_Directions:_
Transcribe the records that follow in their entirety, omitting any pictures.

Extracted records
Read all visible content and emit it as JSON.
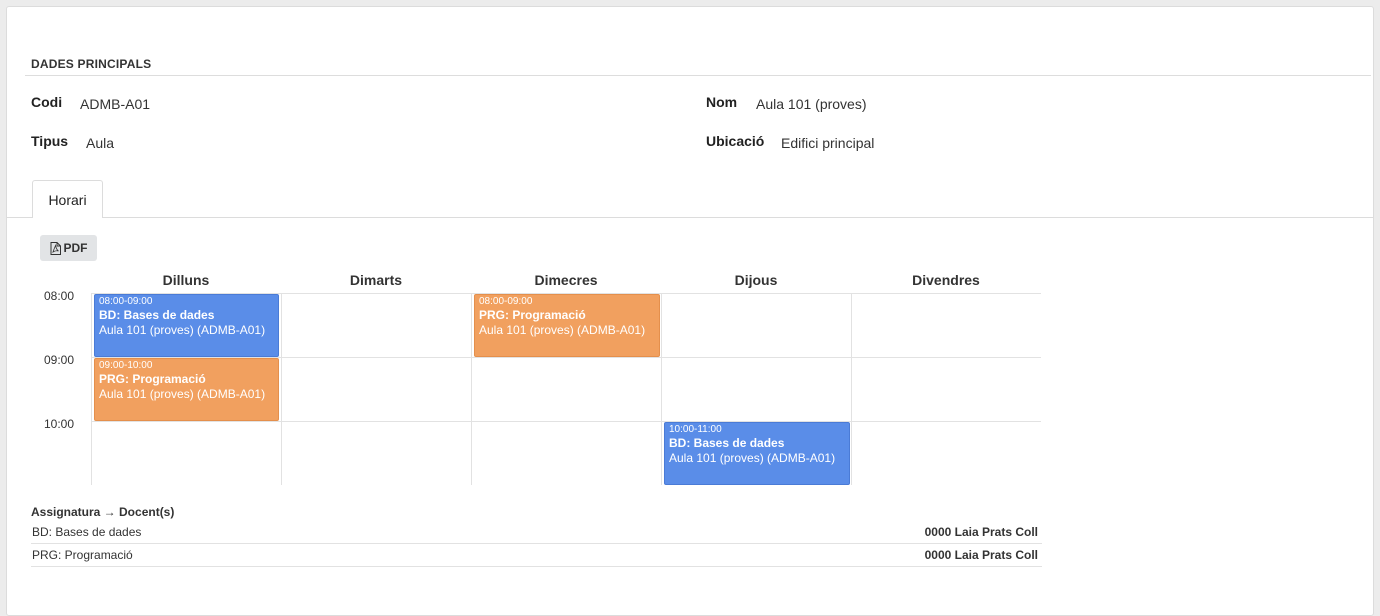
{
  "main": {
    "section_title": "DADES PRINCIPALS",
    "fields": {
      "codi": {
        "label": "Codi",
        "value": "ADMB-A01"
      },
      "nom": {
        "label": "Nom",
        "value": "Aula 101 (proves)"
      },
      "tipus": {
        "label": "Tipus",
        "value": "Aula"
      },
      "ubicacio": {
        "label": "Ubicació",
        "value": "Edifici principal"
      }
    }
  },
  "tabs": [
    {
      "label": "Horari",
      "active": true
    }
  ],
  "toolbar": {
    "pdf_label": "PDF",
    "pdf_icon": "pdf-file-icon"
  },
  "schedule": {
    "days": [
      "Dilluns",
      "Dimarts",
      "Dimecres",
      "Dijous",
      "Divendres"
    ],
    "times": [
      "08:00",
      "09:00",
      "10:00"
    ],
    "events": [
      {
        "day": "Dilluns",
        "time": "08:00-09:00",
        "title": "BD: Bases de dades",
        "room": "Aula 101 (proves) (ADMB-A01)",
        "color": "#5a8de8"
      },
      {
        "day": "Dilluns",
        "time": "09:00-10:00",
        "title": "PRG: Programació",
        "room": "Aula 101 (proves) (ADMB-A01)",
        "color": "#f1a05f"
      },
      {
        "day": "Dimecres",
        "time": "08:00-09:00",
        "title": "PRG: Programació",
        "room": "Aula 101 (proves) (ADMB-A01)",
        "color": "#f1a05f"
      },
      {
        "day": "Dijous",
        "time": "10:00-11:00",
        "title": "BD: Bases de dades",
        "room": "Aula 101 (proves) (ADMB-A01)",
        "color": "#5a8de8"
      }
    ]
  },
  "legend": {
    "header": "Assignatura → Docent(s)",
    "rows": [
      {
        "subject": "BD: Bases de dades",
        "teacher": "0000 Laia Prats Coll"
      },
      {
        "subject": "PRG: Programació",
        "teacher": "0000 Laia Prats Coll"
      }
    ]
  },
  "colors": {
    "blue_event": "#5a8de8",
    "orange_event": "#f1a05f"
  }
}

_Answer to the problem:_
Read all visible content and emit it as JSON.
{
  "main": {
    "section_title": "DADES PRINCIPALS",
    "fields": {
      "codi": {
        "label": "Codi",
        "value": "ADMB-A01"
      },
      "nom": {
        "label": "Nom",
        "value": "Aula 101 (proves)"
      },
      "tipus": {
        "label": "Tipus",
        "value": "Aula"
      },
      "ubicacio": {
        "label": "Ubicació",
        "value": "Edifici principal"
      }
    }
  },
  "tabs": [
    {
      "label": "Horari",
      "active": true
    }
  ],
  "toolbar": {
    "pdf_label": "PDF",
    "pdf_icon": "pdf-file-icon"
  },
  "schedule": {
    "days": [
      "Dilluns",
      "Dimarts",
      "Dimecres",
      "Dijous",
      "Divendres"
    ],
    "times": [
      "08:00",
      "09:00",
      "10:00"
    ],
    "events": [
      {
        "day": "Dilluns",
        "time": "08:00-09:00",
        "title": "BD: Bases de dades",
        "room": "Aula 101 (proves) (ADMB-A01)",
        "color": "#5a8de8"
      },
      {
        "day": "Dilluns",
        "time": "09:00-10:00",
        "title": "PRG: Programació",
        "room": "Aula 101 (proves) (ADMB-A01)",
        "color": "#f1a05f"
      },
      {
        "day": "Dimecres",
        "time": "08:00-09:00",
        "title": "PRG: Programació",
        "room": "Aula 101 (proves) (ADMB-A01)",
        "color": "#f1a05f"
      },
      {
        "day": "Dijous",
        "time": "10:00-11:00",
        "title": "BD: Bases de dades",
        "room": "Aula 101 (proves) (ADMB-A01)",
        "color": "#5a8de8"
      }
    ]
  },
  "legend": {
    "header": "Assignatura → Docent(s)",
    "rows": [
      {
        "subject": "BD: Bases de dades",
        "teacher": "0000 Laia Prats Coll"
      },
      {
        "subject": "PRG: Programació",
        "teacher": "0000 Laia Prats Coll"
      }
    ]
  },
  "colors": {
    "blue_event": "#5a8de8",
    "orange_event": "#f1a05f"
  }
}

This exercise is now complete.